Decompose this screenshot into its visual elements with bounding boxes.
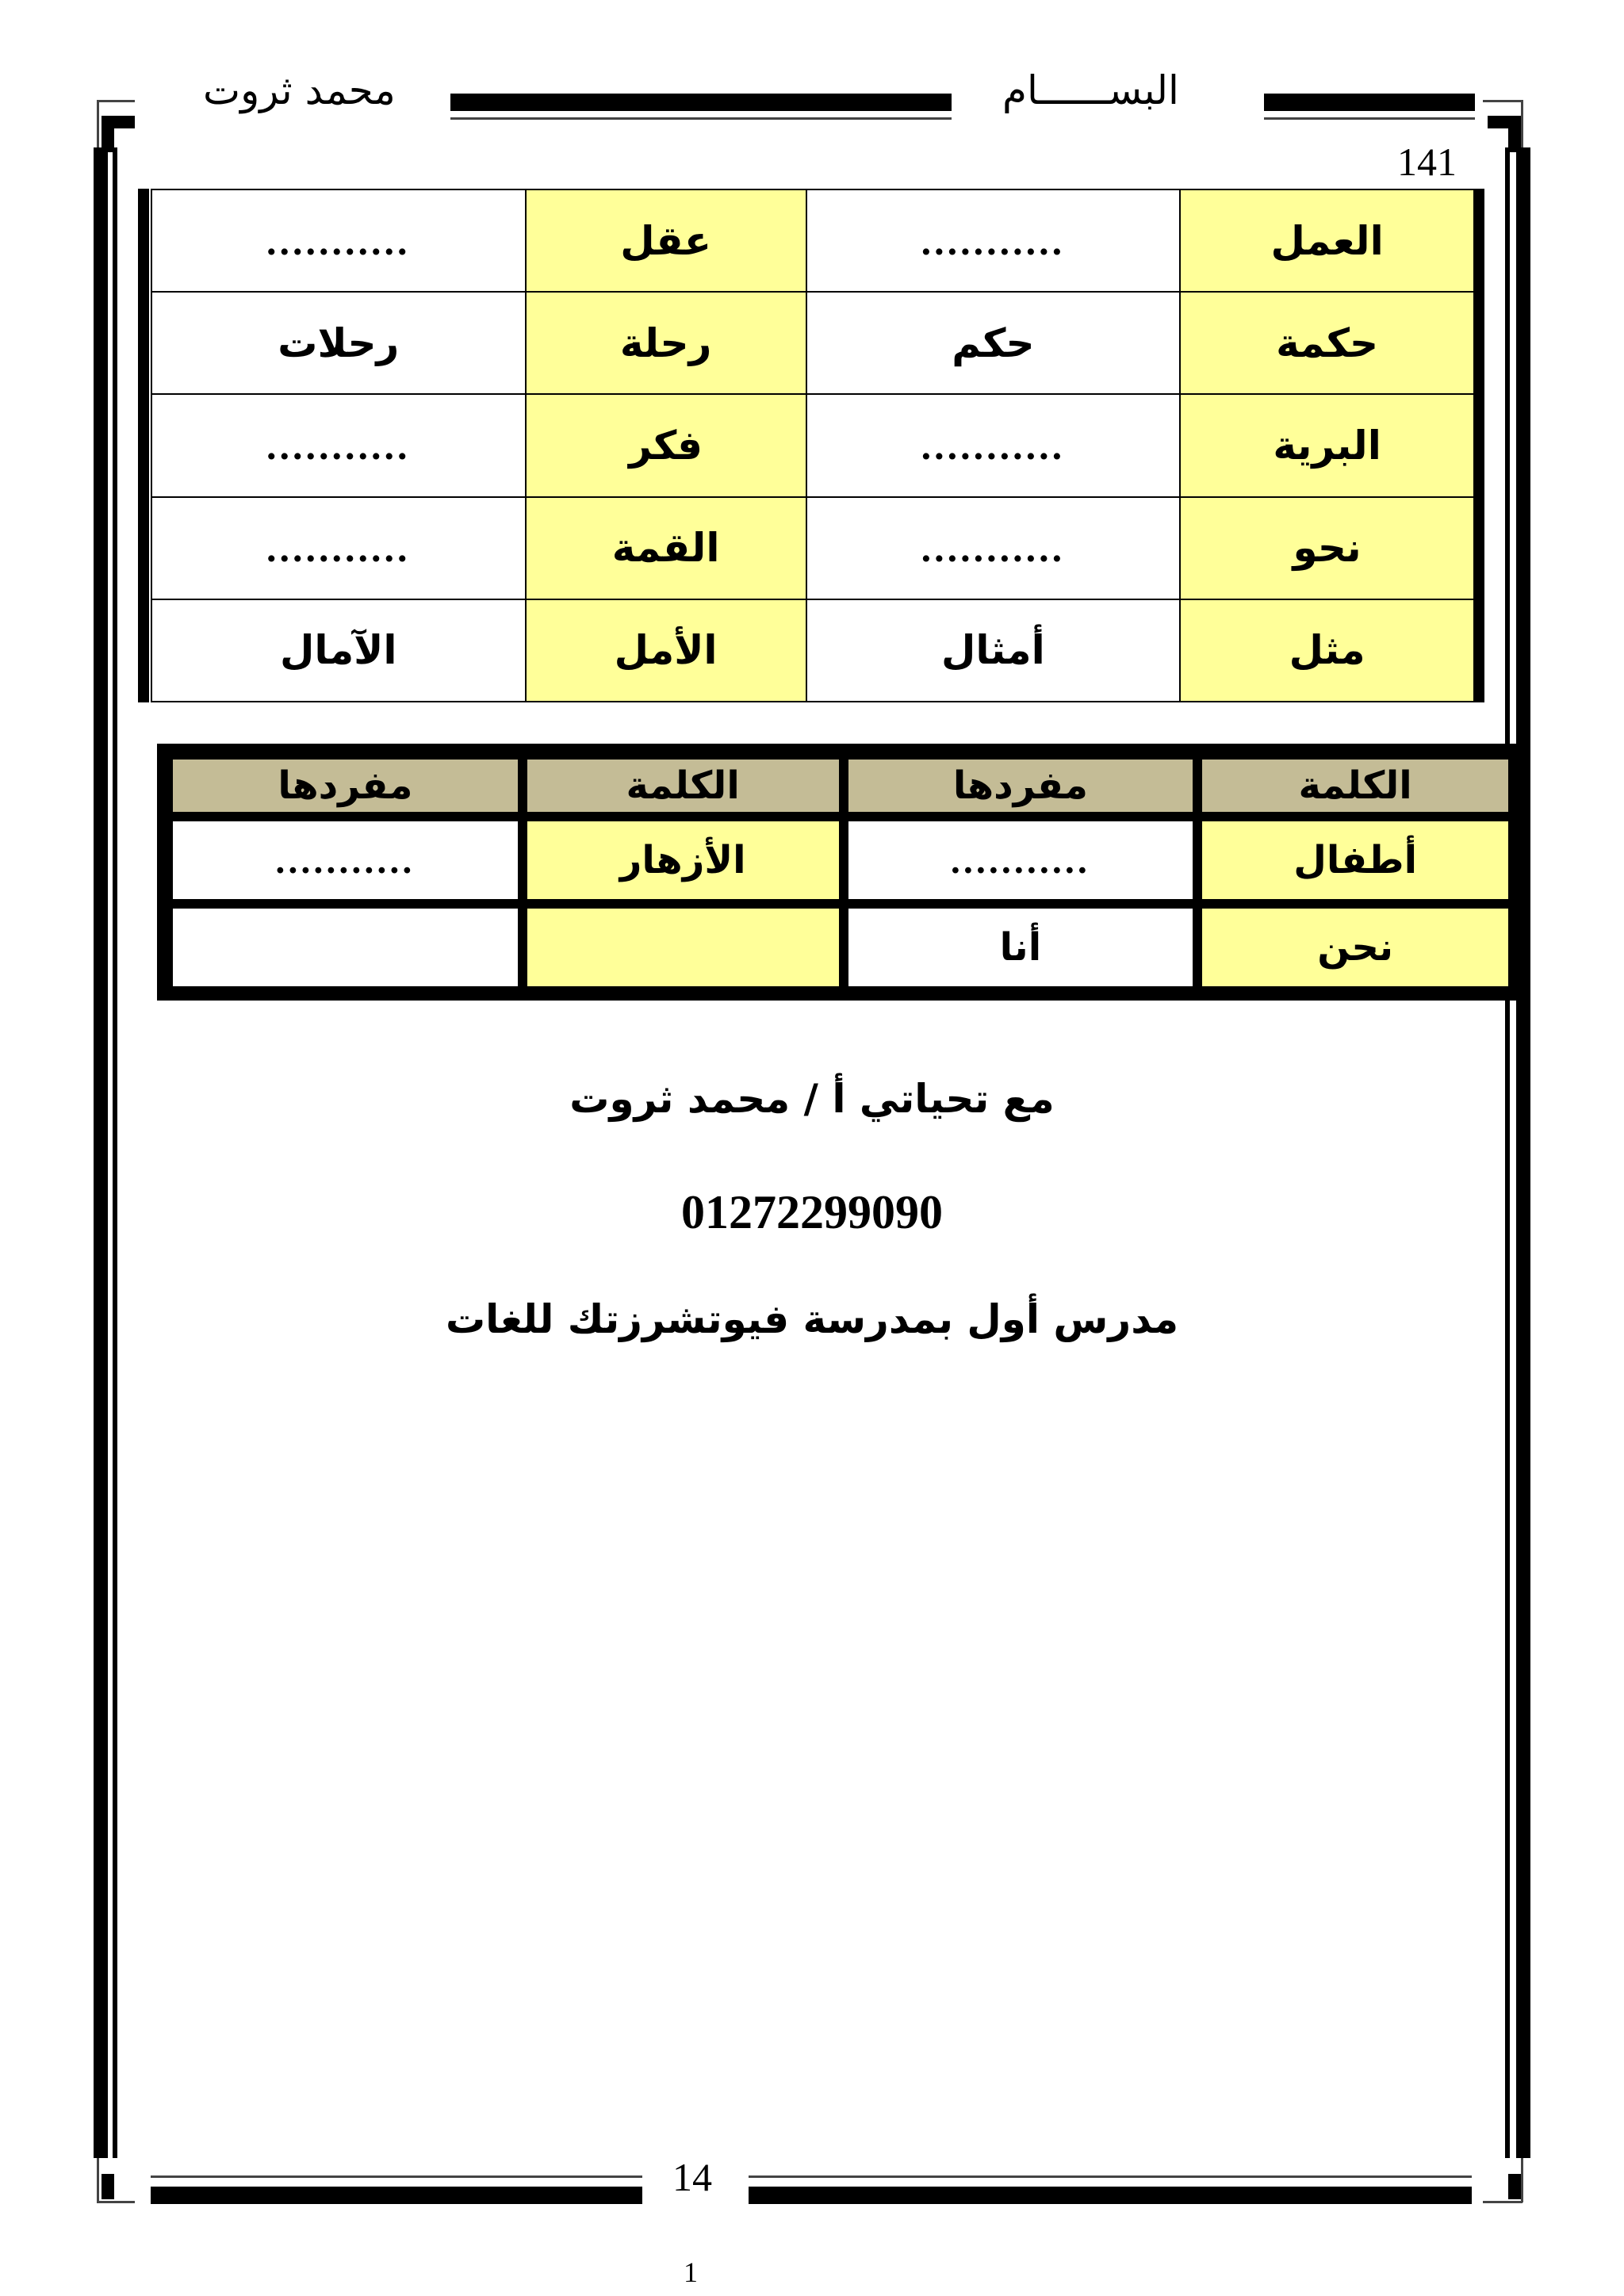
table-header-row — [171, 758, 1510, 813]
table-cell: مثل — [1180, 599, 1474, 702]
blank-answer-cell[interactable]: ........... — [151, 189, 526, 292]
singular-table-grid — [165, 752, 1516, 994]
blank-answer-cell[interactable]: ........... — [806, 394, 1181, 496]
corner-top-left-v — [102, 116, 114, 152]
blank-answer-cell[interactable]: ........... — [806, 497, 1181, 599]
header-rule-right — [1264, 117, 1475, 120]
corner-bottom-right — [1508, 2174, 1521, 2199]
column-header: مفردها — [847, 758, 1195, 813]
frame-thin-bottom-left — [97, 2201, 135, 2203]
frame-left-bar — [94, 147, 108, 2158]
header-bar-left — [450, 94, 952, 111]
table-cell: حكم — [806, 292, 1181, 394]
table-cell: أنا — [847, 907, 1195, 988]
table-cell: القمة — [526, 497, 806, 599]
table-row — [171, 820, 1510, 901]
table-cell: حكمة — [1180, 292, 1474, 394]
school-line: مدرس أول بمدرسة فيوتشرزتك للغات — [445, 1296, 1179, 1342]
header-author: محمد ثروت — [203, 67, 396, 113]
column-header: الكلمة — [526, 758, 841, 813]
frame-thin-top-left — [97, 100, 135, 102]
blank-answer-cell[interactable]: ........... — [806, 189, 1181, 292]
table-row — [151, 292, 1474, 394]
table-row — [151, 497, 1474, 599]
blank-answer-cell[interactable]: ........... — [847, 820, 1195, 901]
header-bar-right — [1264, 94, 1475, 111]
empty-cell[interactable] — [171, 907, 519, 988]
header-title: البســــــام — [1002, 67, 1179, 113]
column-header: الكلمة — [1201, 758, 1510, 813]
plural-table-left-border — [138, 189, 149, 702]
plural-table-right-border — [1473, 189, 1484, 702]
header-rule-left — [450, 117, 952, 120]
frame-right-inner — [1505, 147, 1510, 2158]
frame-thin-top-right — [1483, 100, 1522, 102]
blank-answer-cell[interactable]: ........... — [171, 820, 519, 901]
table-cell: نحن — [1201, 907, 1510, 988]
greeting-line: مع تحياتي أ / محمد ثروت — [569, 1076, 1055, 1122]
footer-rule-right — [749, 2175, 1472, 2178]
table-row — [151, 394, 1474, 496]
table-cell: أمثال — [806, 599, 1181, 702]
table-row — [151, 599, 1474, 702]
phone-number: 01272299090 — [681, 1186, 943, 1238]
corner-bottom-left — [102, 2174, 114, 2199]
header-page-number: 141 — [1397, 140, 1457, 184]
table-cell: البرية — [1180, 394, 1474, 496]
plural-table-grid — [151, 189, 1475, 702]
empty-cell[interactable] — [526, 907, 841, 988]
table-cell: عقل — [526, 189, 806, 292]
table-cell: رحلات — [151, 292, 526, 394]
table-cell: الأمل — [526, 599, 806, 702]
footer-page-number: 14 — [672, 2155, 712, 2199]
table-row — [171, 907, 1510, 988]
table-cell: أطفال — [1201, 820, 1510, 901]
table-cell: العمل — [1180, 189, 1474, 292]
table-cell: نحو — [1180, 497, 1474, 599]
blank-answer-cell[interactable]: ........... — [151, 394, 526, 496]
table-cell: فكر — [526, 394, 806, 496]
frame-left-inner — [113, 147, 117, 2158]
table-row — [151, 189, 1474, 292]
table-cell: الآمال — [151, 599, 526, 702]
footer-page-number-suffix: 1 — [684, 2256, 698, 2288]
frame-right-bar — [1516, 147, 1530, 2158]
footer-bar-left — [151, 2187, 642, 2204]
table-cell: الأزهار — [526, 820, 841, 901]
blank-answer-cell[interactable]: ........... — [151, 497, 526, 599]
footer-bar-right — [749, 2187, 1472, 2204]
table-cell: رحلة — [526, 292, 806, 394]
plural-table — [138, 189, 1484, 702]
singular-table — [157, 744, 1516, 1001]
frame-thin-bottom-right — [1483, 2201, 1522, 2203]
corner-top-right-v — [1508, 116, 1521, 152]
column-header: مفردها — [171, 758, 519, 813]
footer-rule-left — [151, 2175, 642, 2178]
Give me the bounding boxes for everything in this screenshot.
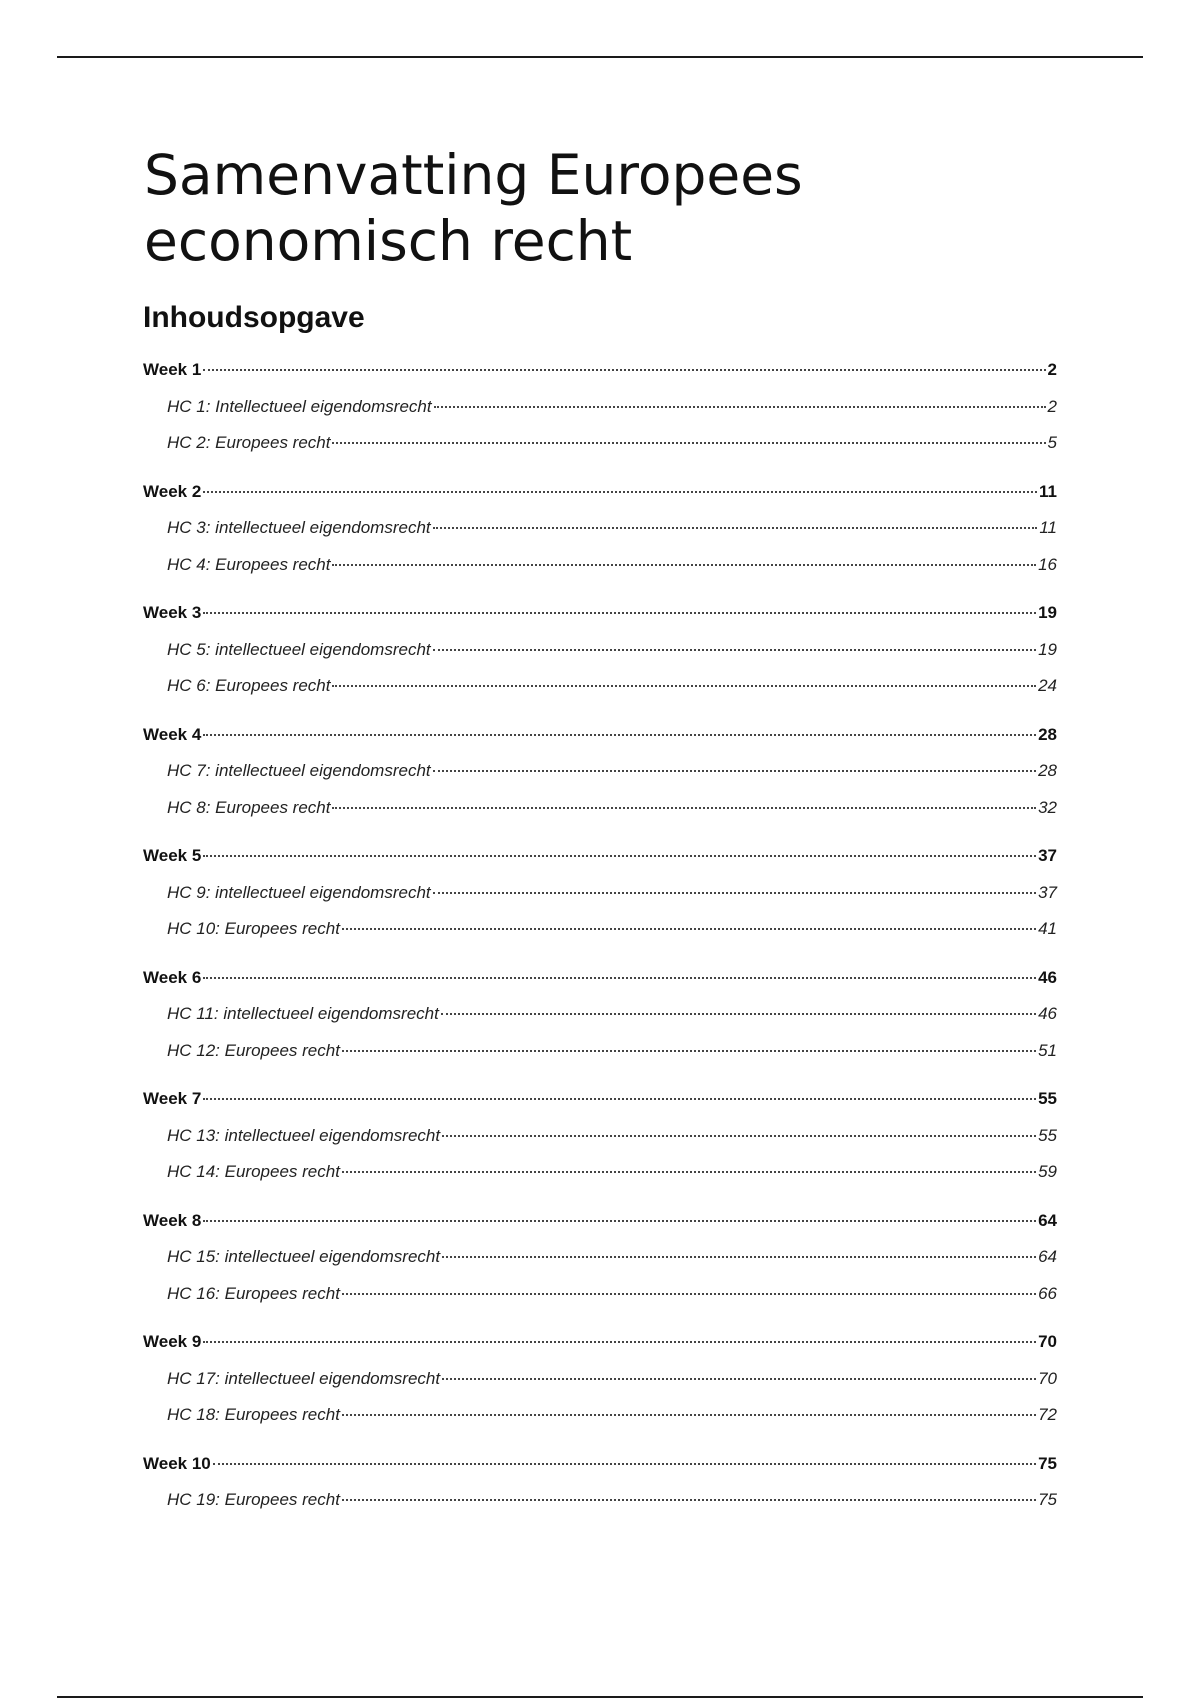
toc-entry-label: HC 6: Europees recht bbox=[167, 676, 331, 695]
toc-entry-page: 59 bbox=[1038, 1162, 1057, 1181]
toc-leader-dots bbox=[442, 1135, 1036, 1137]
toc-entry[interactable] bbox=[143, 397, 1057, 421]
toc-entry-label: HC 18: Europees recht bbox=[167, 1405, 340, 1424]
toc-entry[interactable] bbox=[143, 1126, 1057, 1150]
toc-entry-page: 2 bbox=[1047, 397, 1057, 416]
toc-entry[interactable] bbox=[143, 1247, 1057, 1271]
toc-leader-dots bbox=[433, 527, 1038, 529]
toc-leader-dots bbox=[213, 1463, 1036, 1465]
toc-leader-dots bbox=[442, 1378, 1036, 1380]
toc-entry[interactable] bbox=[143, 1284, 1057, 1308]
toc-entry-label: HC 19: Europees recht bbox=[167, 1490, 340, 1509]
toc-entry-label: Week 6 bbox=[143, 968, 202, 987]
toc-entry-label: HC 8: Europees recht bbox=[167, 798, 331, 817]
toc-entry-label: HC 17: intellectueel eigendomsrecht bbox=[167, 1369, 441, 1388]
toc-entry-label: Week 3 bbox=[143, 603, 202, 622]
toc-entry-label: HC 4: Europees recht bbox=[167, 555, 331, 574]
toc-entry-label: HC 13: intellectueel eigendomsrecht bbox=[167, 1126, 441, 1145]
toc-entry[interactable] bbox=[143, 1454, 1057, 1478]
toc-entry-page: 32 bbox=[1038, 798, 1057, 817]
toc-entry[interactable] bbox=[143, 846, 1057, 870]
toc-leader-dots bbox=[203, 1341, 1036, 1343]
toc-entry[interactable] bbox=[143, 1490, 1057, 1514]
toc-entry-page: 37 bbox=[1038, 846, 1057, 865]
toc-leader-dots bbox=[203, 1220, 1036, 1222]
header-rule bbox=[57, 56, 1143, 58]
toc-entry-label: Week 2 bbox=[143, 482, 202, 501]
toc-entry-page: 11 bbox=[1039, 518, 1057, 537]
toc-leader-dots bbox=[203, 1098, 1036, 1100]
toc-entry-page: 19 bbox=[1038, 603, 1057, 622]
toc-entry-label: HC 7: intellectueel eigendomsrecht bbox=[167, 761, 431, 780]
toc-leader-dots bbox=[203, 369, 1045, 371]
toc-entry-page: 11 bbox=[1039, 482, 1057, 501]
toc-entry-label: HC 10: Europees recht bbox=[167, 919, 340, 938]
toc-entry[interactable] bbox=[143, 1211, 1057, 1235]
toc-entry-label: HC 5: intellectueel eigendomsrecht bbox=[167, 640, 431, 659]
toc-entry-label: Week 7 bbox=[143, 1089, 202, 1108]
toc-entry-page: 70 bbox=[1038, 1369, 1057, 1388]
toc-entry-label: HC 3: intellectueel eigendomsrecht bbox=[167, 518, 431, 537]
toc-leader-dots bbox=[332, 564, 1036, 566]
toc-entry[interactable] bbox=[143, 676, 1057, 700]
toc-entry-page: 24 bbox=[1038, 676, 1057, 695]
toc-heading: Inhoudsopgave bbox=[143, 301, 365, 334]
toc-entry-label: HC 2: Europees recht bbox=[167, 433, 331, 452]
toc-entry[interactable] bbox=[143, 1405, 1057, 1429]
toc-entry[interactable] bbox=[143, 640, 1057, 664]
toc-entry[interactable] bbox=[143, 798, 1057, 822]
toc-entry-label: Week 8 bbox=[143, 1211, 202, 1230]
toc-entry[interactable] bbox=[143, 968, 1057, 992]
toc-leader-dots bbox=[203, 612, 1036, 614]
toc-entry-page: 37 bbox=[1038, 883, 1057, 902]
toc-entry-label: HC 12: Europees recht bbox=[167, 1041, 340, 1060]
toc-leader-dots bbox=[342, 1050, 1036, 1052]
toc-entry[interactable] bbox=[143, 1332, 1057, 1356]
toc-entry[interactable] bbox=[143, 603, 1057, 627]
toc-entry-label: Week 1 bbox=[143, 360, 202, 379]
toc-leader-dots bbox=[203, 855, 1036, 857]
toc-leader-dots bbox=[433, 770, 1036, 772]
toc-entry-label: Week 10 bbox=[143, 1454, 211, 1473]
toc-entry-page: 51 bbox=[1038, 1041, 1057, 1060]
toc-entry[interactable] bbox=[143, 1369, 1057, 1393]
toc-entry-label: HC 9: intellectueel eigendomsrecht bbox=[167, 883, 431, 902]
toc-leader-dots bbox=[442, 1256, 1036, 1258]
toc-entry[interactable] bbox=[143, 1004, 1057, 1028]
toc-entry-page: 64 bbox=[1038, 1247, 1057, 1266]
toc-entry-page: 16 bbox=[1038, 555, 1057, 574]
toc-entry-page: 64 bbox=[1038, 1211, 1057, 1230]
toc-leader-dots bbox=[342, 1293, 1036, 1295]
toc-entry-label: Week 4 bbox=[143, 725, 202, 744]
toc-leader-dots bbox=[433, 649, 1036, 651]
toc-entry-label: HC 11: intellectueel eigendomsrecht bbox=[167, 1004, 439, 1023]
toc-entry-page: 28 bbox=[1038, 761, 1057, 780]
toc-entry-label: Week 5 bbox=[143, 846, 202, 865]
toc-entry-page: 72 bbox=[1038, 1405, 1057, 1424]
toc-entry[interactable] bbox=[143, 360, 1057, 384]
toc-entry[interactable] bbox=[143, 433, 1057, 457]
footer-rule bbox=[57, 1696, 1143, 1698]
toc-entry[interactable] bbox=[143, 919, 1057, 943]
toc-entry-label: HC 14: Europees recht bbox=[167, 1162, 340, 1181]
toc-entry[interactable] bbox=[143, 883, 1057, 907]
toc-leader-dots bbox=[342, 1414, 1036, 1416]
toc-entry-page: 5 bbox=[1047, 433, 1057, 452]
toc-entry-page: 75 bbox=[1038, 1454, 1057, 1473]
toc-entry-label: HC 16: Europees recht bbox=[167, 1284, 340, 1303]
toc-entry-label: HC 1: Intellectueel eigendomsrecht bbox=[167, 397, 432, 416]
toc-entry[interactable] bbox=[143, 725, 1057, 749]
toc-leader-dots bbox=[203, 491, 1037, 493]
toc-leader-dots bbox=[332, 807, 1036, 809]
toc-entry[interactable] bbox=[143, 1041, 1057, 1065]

————

__Task requirements__
Format the records from the line containing "toc-entry-label: HC 6: Europees" through the line containing "toc-entry[interactable] bbox=[143, 846, 1057, 870]" as a Markdown table with the columns Row and Entry. Number the rows and leave out any blank lines.

__Solution__
| Row | Entry |
|---|---|
| 1 | toc-entry-label: HC 6: Europees recht bbox=[167, 676, 331, 695] |
| 2 | toc-entry-page: 59 bbox=[1038, 1162, 1057, 1181] |
| 3 | toc-leader-dots bbox=[442, 1135, 1036, 1137] |
| 4 | toc-entry[interactable] bbox=[143, 397, 1057, 421] |
| 5 | toc-entry-label: HC 18: Europees recht bbox=[167, 1405, 340, 1424] |
| 6 | toc-entry[interactable] bbox=[143, 1126, 1057, 1150] |
| 7 | toc-entry-page: 2 bbox=[1047, 397, 1057, 416] |
| 8 | toc-entry[interactable] bbox=[143, 1247, 1057, 1271] |
| 9 | toc-leader-dots bbox=[433, 527, 1038, 529] |
| 10 | toc-leader-dots bbox=[213, 1463, 1036, 1465] |
| 11 | toc-leader-dots bbox=[442, 1378, 1036, 1380] |
| 12 | toc-entry[interactable] bbox=[143, 1284, 1057, 1308] |
| 13 | toc-entry-label: HC 19: Europees recht bbox=[167, 1490, 340, 1509] |
| 14 | toc-entry-label: Week 6 bbox=[143, 968, 202, 987] |
| 15 | toc-entry-label: HC 8: Europees recht bbox=[167, 798, 331, 817] |
| 16 | toc-entry-label: HC 17: intellectueel eigendomsrecht bbox=[167, 1369, 441, 1388] |
| 17 | toc-entry-label: Week 3 bbox=[143, 603, 202, 622] |
| 18 | toc-entry-label: HC 4: Europees recht bbox=[167, 555, 331, 574] |
| 19 | toc-entry-label: HC 13: intellectueel eigendomsrecht bbox=[167, 1126, 441, 1145] |
| 20 | toc-entry[interactable] bbox=[143, 1454, 1057, 1478] |
| 21 | toc-entry-page: 32 bbox=[1038, 798, 1057, 817] |
| 22 | toc-entry[interactable] bbox=[143, 846, 1057, 870] |